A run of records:
>> BEGIN

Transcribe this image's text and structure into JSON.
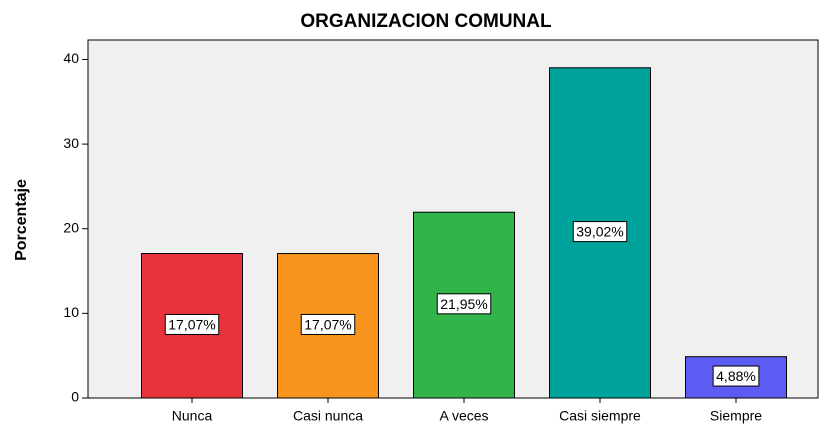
{
  "chart_data": {
    "type": "bar",
    "title": "ORGANIZACION COMUNAL",
    "y_label": "Porcentaje",
    "categories": [
      "Nunca",
      "Casi nunca",
      "A veces",
      "Casi siempre",
      "Siempre"
    ],
    "values": [
      17.07,
      17.07,
      21.95,
      39.02,
      4.88
    ],
    "value_labels": [
      "17,07%",
      "17,07%",
      "21,95%",
      "39,02%",
      "4,88%"
    ],
    "colors": [
      "#ea323c",
      "#f7941e",
      "#33b44a",
      "#00a39b",
      "#5c5cf2"
    ],
    "ylim": [
      0,
      42.3
    ],
    "yticks": [
      0,
      10,
      20,
      30,
      40
    ],
    "grid": false
  }
}
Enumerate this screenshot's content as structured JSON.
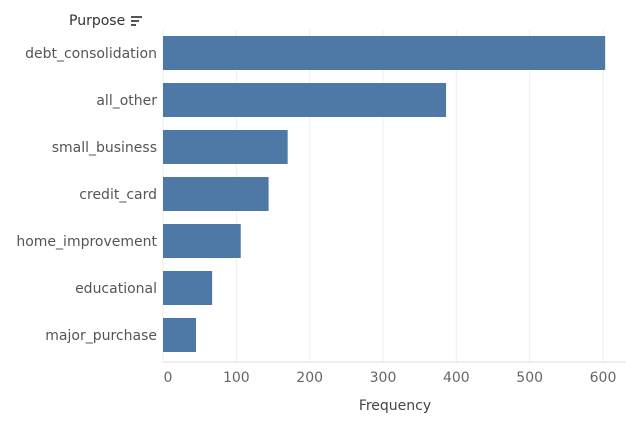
{
  "chart_data": {
    "type": "bar",
    "orientation": "horizontal",
    "row_header": "Purpose",
    "xlabel": "Frequency",
    "ylabel": "",
    "categories": [
      "debt_consolidation",
      "all_other",
      "small_business",
      "credit_card",
      "home_improvement",
      "educational",
      "major_purchase"
    ],
    "values": [
      603,
      386,
      170,
      144,
      106,
      67,
      45
    ],
    "xlim": [
      0,
      620
    ],
    "x_ticks": [
      0,
      100,
      200,
      300,
      400,
      500,
      600
    ],
    "grid": true,
    "legend": "none",
    "bar_color": "#4e79a7",
    "sort_icon": "sort-descending-icon"
  }
}
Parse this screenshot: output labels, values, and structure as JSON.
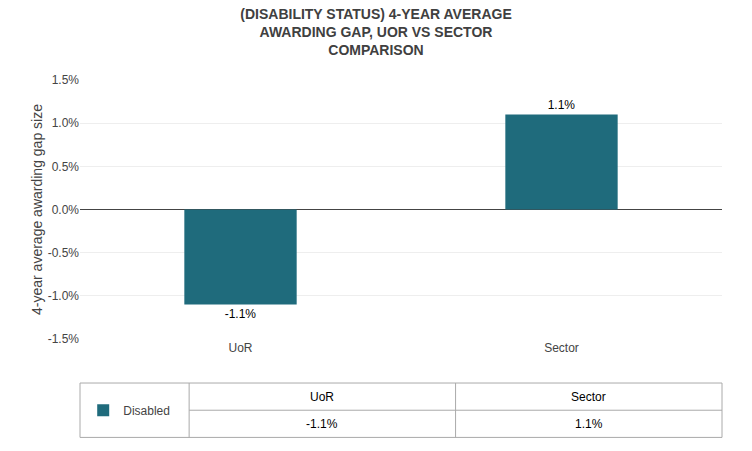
{
  "chart_data": {
    "type": "bar",
    "title": "(DISABILITY STATUS) 4-YEAR AVERAGE\nAWARDING GAP, UOR VS SECTOR\nCOMPARISON",
    "ylabel": "4-year average awarding gap size",
    "categories": [
      "UoR",
      "Sector"
    ],
    "series": [
      {
        "name": "Disabled",
        "color": "#1F6B7C",
        "values": [
          -1.1,
          1.1
        ],
        "value_labels": [
          "-1.1%",
          "1.1%"
        ]
      }
    ],
    "ylim": [
      -1.5,
      1.5
    ],
    "yticks": [
      {
        "value": -1.5,
        "label": "-1.5%"
      },
      {
        "value": -1.0,
        "label": "-1.0%"
      },
      {
        "value": -0.5,
        "label": "-0.5%"
      },
      {
        "value": 0.0,
        "label": "0.0%"
      },
      {
        "value": 0.5,
        "label": "0.5%"
      },
      {
        "value": 1.0,
        "label": "1.0%"
      },
      {
        "value": 1.5,
        "label": "1.5%"
      }
    ],
    "grid": true,
    "data_labels": true,
    "legend": "bottom"
  }
}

>> END

Copy every line of the listing where the word "JSON" appears.

Transcribe this image's text and structure into JSON.
Enumerate this screenshot's content as structured JSON.
Parse this screenshot: output labels, values, and structure as JSON.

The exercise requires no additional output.